Request | Transcribe the lines from the beginning of the records through the line containing "q11-segment-ab: AB bbox=[289, 1064, 314, 1082]", keeping every character identical.

------ Material for the task ------

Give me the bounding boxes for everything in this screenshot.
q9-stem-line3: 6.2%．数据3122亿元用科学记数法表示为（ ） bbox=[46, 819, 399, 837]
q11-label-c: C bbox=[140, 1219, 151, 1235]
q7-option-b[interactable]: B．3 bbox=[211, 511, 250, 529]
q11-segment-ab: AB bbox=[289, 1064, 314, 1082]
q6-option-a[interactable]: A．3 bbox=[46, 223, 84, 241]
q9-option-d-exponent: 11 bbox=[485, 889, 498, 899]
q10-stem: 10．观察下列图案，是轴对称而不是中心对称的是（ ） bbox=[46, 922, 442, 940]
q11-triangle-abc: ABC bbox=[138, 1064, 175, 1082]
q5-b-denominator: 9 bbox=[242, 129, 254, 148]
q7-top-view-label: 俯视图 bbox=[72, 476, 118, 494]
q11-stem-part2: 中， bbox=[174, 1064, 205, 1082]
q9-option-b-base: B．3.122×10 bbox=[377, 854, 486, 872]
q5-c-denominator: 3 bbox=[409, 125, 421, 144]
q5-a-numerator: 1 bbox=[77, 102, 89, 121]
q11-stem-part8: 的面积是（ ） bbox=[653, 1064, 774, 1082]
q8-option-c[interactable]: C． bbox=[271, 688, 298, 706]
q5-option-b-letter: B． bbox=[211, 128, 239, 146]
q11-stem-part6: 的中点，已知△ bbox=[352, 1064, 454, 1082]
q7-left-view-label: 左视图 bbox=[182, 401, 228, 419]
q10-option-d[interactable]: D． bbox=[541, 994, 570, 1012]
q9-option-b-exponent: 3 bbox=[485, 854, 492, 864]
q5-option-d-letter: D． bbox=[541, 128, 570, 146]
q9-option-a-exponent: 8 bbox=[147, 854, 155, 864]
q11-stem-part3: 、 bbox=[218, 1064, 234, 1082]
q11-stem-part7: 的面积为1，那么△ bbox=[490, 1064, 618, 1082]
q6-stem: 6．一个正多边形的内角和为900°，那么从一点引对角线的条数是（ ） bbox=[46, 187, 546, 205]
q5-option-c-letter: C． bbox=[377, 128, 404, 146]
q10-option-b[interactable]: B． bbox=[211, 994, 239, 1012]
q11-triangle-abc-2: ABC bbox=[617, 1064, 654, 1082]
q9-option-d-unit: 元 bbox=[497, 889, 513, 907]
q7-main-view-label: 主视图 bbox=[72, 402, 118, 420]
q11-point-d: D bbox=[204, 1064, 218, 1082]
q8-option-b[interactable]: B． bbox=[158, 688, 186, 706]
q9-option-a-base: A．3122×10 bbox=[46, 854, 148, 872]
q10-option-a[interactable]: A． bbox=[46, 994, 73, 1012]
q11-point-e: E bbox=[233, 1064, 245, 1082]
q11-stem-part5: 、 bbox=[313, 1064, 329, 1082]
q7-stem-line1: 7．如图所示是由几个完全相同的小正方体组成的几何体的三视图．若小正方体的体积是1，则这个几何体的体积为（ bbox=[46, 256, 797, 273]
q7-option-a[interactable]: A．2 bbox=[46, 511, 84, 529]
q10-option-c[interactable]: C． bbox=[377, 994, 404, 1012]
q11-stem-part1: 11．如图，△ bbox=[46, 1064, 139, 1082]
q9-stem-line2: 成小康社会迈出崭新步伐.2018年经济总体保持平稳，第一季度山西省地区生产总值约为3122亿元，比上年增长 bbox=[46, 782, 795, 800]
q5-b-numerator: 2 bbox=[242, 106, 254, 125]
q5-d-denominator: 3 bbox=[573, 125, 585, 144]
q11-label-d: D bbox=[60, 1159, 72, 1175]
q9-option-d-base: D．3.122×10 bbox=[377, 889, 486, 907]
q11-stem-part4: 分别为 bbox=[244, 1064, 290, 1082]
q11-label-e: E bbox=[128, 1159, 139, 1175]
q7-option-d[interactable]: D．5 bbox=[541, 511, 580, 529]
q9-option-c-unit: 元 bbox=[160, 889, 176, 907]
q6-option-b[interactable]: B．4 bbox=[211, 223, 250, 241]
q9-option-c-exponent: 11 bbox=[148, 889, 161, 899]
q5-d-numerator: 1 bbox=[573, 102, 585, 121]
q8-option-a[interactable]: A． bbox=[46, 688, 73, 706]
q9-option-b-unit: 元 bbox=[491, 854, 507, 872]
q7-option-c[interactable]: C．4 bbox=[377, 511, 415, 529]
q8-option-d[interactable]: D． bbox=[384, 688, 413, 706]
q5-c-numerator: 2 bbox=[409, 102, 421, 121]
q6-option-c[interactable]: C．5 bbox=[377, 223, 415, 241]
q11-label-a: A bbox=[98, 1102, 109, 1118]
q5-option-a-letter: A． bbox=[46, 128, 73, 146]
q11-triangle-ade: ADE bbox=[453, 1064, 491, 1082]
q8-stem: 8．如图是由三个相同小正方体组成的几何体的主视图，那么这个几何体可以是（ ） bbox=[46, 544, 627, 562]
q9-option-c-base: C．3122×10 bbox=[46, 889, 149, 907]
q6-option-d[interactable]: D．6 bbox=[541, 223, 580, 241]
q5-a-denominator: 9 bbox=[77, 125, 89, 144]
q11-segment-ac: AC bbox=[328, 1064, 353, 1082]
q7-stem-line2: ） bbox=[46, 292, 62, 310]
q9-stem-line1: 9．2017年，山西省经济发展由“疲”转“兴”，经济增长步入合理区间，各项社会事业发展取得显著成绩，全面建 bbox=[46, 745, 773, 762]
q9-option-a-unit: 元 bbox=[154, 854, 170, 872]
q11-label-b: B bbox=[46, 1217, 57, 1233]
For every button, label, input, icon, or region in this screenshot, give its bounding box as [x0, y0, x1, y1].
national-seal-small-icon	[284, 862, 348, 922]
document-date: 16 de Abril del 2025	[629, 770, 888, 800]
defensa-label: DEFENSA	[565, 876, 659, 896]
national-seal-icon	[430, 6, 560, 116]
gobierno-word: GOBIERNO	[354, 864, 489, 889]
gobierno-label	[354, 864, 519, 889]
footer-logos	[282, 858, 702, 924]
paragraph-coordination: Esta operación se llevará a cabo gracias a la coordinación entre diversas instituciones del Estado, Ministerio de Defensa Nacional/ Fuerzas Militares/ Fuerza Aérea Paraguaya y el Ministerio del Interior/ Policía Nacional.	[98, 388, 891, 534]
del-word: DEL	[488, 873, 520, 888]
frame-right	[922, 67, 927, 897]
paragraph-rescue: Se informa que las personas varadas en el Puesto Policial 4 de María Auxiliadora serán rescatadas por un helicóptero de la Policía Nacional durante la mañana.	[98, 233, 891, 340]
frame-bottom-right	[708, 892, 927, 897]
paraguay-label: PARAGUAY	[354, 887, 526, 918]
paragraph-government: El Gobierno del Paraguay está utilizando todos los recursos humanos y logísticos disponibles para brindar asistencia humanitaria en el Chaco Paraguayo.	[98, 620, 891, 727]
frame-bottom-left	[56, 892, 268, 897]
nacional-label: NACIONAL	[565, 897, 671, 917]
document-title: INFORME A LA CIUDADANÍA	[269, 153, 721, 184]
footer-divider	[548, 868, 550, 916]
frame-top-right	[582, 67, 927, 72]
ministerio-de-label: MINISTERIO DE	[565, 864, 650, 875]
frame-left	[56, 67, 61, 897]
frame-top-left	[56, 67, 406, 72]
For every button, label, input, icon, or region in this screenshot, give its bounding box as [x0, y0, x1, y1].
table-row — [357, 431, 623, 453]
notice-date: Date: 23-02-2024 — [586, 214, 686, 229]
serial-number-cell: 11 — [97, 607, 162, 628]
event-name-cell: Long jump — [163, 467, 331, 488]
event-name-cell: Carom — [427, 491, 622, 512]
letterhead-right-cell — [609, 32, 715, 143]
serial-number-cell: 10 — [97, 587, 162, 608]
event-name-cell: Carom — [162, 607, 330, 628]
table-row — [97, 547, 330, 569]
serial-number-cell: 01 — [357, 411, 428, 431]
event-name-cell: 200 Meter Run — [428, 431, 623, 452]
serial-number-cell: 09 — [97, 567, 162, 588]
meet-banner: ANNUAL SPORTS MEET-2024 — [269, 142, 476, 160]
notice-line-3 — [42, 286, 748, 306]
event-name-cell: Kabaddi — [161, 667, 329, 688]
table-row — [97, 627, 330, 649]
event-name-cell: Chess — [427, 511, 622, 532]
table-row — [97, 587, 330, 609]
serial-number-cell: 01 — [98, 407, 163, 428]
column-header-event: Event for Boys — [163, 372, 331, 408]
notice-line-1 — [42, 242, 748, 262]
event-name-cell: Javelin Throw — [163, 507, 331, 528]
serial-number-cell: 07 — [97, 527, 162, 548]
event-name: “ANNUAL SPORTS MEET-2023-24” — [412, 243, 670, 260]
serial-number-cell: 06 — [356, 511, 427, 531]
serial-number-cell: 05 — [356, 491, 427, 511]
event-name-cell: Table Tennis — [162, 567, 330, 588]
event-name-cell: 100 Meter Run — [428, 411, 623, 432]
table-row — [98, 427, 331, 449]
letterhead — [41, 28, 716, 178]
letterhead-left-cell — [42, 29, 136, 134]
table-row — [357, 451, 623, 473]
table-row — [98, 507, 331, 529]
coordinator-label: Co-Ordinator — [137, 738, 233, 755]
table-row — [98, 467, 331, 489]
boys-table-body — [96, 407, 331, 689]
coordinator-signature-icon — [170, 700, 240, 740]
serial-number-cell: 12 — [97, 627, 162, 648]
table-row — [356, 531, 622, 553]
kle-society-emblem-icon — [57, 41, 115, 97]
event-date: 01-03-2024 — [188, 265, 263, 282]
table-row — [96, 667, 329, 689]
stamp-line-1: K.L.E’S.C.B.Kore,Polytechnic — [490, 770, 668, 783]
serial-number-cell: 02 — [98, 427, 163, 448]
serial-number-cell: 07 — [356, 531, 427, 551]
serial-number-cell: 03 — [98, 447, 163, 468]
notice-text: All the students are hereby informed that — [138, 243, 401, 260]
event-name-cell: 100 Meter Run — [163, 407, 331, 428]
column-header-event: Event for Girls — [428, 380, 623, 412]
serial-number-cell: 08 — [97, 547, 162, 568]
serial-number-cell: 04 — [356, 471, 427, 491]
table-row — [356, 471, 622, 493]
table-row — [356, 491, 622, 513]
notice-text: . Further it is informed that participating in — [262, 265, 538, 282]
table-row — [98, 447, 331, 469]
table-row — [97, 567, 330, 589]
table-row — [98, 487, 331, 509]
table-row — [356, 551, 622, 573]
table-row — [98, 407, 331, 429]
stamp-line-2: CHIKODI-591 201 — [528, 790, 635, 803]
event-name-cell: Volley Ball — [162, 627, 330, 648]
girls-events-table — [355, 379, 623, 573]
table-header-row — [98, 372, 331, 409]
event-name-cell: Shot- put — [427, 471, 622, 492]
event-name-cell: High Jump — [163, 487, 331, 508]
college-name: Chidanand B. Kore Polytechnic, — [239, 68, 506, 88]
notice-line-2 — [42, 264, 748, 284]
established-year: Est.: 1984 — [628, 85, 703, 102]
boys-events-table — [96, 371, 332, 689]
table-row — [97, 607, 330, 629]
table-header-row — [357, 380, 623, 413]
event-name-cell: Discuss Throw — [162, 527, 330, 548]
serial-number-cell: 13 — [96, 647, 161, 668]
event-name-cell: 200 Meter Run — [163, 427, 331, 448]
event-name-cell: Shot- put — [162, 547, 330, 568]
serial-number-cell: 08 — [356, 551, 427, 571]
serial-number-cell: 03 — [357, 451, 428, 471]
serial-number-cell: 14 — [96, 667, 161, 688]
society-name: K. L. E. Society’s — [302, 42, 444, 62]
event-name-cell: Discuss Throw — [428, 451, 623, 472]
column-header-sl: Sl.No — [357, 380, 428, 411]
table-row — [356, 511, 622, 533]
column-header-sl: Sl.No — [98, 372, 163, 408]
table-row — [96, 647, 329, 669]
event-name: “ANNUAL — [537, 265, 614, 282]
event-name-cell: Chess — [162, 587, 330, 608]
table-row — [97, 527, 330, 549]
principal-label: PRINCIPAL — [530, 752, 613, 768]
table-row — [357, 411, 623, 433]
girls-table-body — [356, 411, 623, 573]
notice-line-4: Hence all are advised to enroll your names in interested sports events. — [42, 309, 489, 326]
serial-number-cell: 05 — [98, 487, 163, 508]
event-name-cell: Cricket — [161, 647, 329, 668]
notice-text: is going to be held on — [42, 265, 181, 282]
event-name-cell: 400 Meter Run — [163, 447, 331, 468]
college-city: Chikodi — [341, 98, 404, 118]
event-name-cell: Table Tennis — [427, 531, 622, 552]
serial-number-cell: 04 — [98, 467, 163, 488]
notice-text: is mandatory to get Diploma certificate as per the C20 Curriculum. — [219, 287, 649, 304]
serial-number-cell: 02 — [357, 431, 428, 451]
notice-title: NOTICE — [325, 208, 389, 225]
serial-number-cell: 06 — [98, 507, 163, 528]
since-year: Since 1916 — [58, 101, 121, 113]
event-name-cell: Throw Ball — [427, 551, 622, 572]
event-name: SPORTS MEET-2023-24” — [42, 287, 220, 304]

------

Task result |
Give me the bounding boxes for everything in this screenshot.
q9-stem-line3: 6.2%．数据3122亿元用科学记数法表示为（ ） bbox=[46, 819, 399, 837]
q11-label-c: C bbox=[140, 1219, 151, 1235]
q7-option-b[interactable]: B．3 bbox=[211, 511, 250, 529]
q11-segment-ab: AB bbox=[289, 1064, 314, 1082]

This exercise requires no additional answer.